** Begin **
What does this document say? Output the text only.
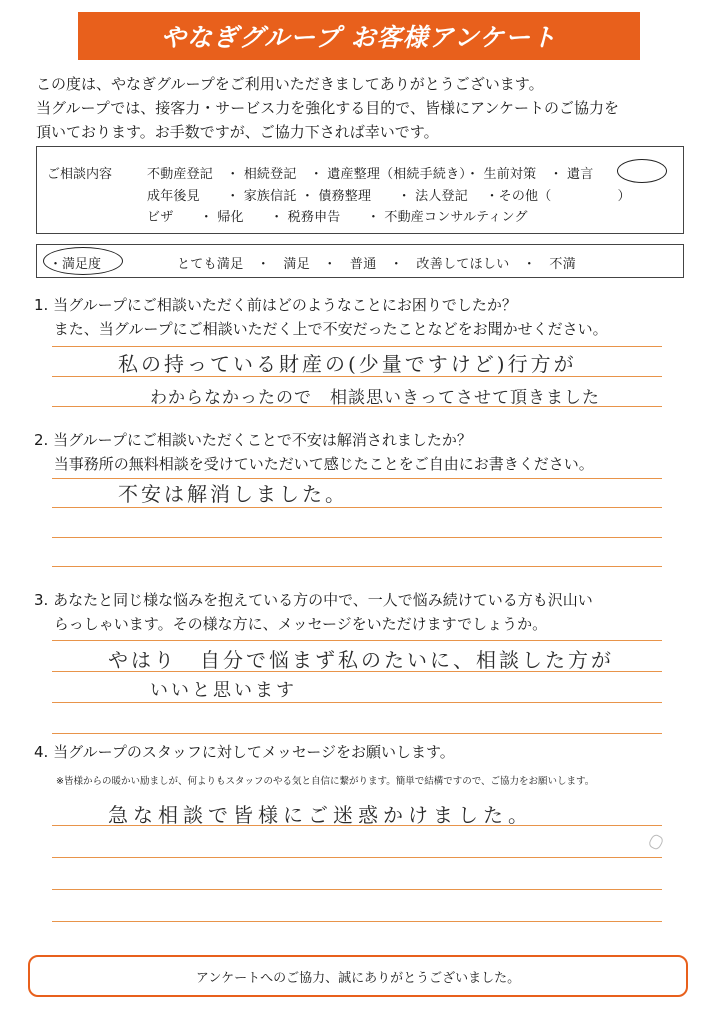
やなぎグループ お客様アンケート
この度は、やなぎグループをご利用いただきましてありがとうございます。
当グループでは、接客力・サービス力を強化する目的で、皆様にアンケートのご協力を
頂いております。お手数ですが、ご協力下されば幸いです。
ご相談内容	不動産登記　・ 相続登記　・ 遺産整理（相続手続き）・ 生前対策　・ 遺言
成年後見　　・ 家族信託 ・ 債務整理　　・ 法人登記　 ・その他（　　　　　）
ビザ　　・ 帰化　　・ 税務申告　　・ 不動産コンサルティング
・満足度	とても満足　・　満足　・　普通　・　改善してほしい　・　不満
1. 当グループにご相談いただく前はどのようなことにお困りでしたか？
　 また、当グループにご相談いただく上で不安だったことなどをお聞かせください。
私の持っている財産の(少量ですけど)行方が
わからなかったので　相談思いきってさせて頂きました
2. 当グループにご相談いただくことで不安は解消されましたか？
　 当事務所の無料相談を受けていただいて感じたことをご自由にお書きください。
不安は解消しました。
3. あなたと同じ様な悩みを抱えている方の中で、一人で悩み続けている方も沢山い
　 らっしゃいます。その様な方に、メッセージをいただけますでしょうか。
やはり　自分で悩まず私のたいに、相談した方が
いいと思います
4. 当グループのスタッフに対してメッセージをお願いします。
※皆様からの暖かい励ましが、何よりもスタッフのやる気と自信に繋がります。簡単で結構ですので、ご協力をお願いします。
急な相談で皆様にご迷惑かけました。
アンケートへのご協力、誠にありがとうございました。
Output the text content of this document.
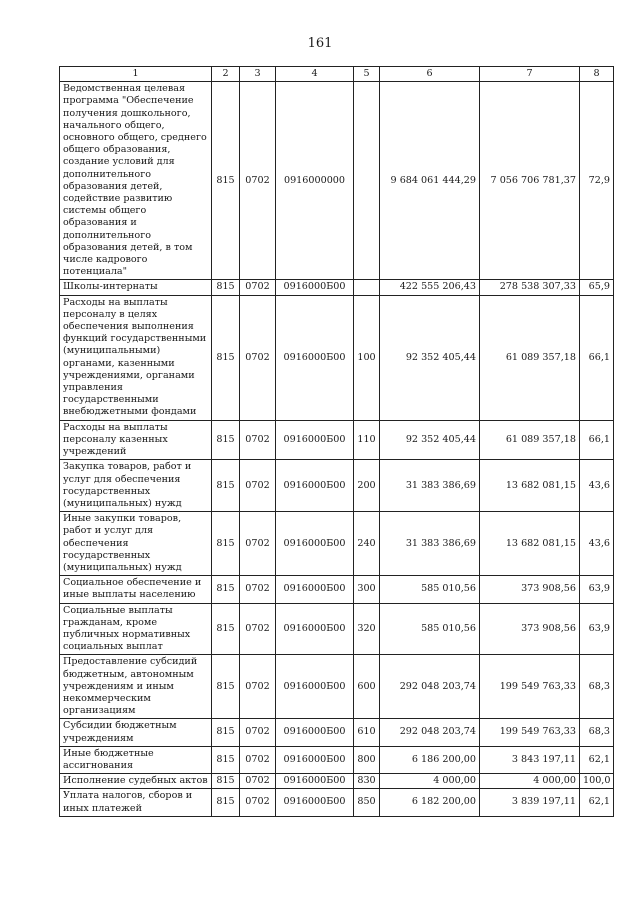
161
1	2	3	4	5	6	7	8
Ведомственная целевая программа "Обеспечение получения дошкольного, начального общего, основного общего, среднего общего образования, создание условий для дополнительного образования детей, содействие развитию системы общего образования и дополнительного образования детей, в том числе кадрового потенциала"	815	0702	0916000000		9 684 061 444,29	7 056 706 781,37	72,9
Школы-интернаты	815	0702	0916000Б00		422 555 206,43	278 538 307,33	65,9
Расходы на выплаты персоналу в целях обеспечения выполнения функций государственными (муниципальными) органами, казенными учреждениями, органами управления государственными внебюджетными фондами	815	0702	0916000Б00	100	92 352 405,44	61 089 357,18	66,1
Расходы на выплаты персоналу казенных учреждений	815	0702	0916000Б00	110	92 352 405,44	61 089 357,18	66,1
Закупка товаров, работ и услуг для обеспечения государственных (муниципальных) нужд	815	0702	0916000Б00	200	31 383 386,69	13 682 081,15	43,6
Иные закупки товаров, работ и услуг для обеспечения государственных (муниципальных) нужд	815	0702	0916000Б00	240	31 383 386,69	13 682 081,15	43,6
Социальное обеспечение и иные выплаты населению	815	0702	0916000Б00	300	585 010,56	373 908,56	63,9
Социальные выплаты гражданам, кроме публичных нормативных социальных выплат	815	0702	0916000Б00	320	585 010,56	373 908,56	63,9
Предоставление субсидий бюджетным, автономным учреждениям и иным некоммерческим организациям	815	0702	0916000Б00	600	292 048 203,74	199 549 763,33	68,3
Субсидии бюджетным учреждениям	815	0702	0916000Б00	610	292 048 203,74	199 549 763,33	68,3
Иные бюджетные ассигнования	815	0702	0916000Б00	800	6 186 200,00	3 843 197,11	62,1
Исполнение судебных актов	815	0702	0916000Б00	830	4 000,00	4 000,00	100,0
Уплата налогов, сборов и иных платежей	815	0702	0916000Б00	850	6 182 200,00	3 839 197,11	62,1
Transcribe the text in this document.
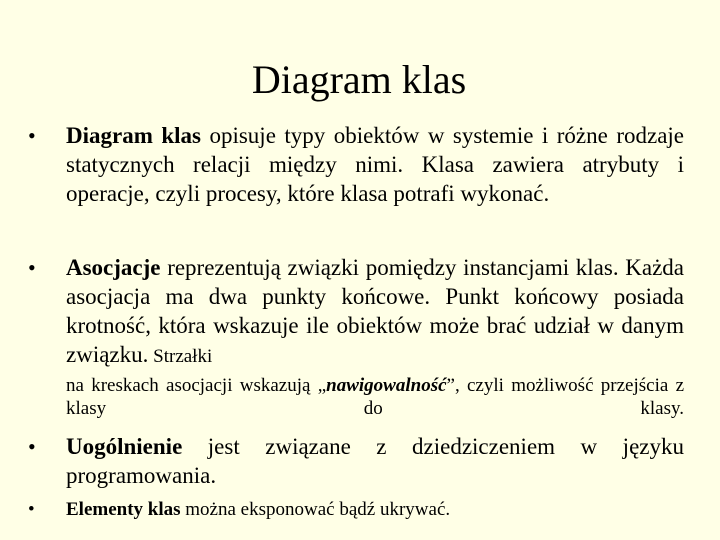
Diagram klas
• Diagram klas opisuje typy obiektów w systemie i różne rodzaje statycznych relacji między nimi. Klasa zawiera atrybuty i operacje, czyli procesy, które klasa potrafi wykonać.
• Asocjacje reprezentują związki pomiędzy instancjami klas. Każda asocjacja ma dwa punkty końcowe. Punkt końcowy posiada krotność, która wskazuje ile obiektów może brać udział w danym związku. Strzałki
na kreskach asocjacji wskazują „nawigowalność”, czyli możliwość przejścia z klasy do klasy.
• Uogólnienie jest związane z dziedziczeniem w języku programowania.
• Elementy klas można eksponować bądź ukrywać.
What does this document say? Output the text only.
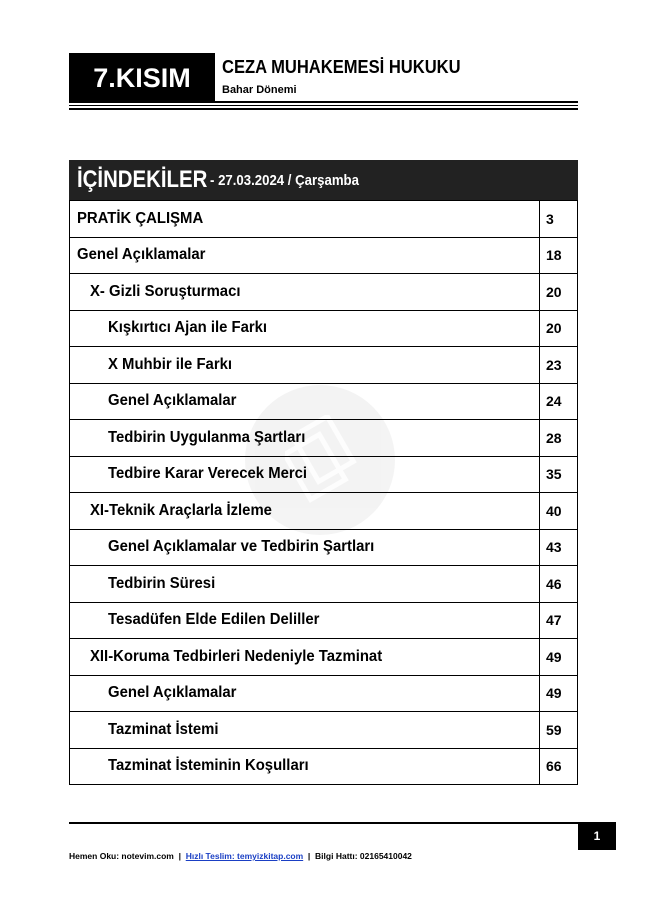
7.KISIM CEZA MUHAKEMESİ HUKUKU
Bahar Dönemi
İÇİNDEKİLER - 27.03.2024 / Çarşamba
PRATİK ÇALIŞMA	3
Genel Açıklamalar	18
X- Gizli Soruşturmacı	20
Kışkırtıcı Ajan ile Farkı	20
X Muhbir ile Farkı	23
Genel Açıklamalar	24
Tedbirin Uygulanma Şartları	28
Tedbire Karar Verecek Merci	35
XI-Teknik Araçlarla İzleme	40
Genel Açıklamalar ve Tedbirin Şartları	43
Tedbirin Süresi	46
Tesadüfen Elde Edilen Deliller	47
XII-Koruma Tedbirleri Nedeniyle Tazminat	49
Genel Açıklamalar	49
Tazminat İstemi	59
Tazminat İsteminin Koşulları	66
1
Hemen Oku: notevim.com | Hızlı Teslim: temyizkitap.com | Bilgi Hattı: 02165410042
** End **
Search the lines for the string "работ" and copy every line that has it.

Response for this exercise>
Закупка товаров, работ и услуг для обеспечения государственных (муниципальных) нужд	815	0702	0916000Б00	200	31 383 386,69	13 682 081,15	43,6
Иные закупки товаров, работ и услуг для обеспечения государственных (муниципальных) нужд	815	0702	0916000Б00	240	31 383 386,69	13 682 081,15	43,6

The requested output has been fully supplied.